| Your goal |
Find the lines holding the word "norma" and collect them.

| Material shown |
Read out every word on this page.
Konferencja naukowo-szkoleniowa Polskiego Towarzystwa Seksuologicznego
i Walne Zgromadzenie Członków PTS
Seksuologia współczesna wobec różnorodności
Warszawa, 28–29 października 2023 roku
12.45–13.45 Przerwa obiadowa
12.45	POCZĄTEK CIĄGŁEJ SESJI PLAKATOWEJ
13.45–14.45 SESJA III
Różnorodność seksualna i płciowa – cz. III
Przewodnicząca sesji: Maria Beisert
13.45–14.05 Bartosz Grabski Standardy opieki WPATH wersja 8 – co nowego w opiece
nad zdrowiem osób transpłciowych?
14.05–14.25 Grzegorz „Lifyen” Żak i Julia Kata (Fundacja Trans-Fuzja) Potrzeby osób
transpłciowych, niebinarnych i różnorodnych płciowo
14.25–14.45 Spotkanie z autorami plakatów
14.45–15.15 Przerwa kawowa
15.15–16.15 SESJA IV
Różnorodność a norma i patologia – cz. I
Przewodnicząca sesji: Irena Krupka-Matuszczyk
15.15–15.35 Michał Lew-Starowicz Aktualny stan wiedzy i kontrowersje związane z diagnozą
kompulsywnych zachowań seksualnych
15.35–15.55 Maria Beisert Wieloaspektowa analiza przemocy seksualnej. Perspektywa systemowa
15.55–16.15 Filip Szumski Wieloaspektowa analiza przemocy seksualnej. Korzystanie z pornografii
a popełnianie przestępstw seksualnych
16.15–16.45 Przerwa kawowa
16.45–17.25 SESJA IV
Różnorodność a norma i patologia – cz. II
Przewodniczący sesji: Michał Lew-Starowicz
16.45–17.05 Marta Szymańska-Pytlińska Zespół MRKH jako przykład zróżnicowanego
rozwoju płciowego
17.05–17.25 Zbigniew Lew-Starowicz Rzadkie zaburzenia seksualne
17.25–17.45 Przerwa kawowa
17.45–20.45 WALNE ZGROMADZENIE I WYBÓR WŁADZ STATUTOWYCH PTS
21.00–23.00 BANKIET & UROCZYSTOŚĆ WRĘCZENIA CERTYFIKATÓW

| Solution to this problem |
Różnorodność a norma i patologia – cz. I
Różnorodność a norma i patologia – cz. II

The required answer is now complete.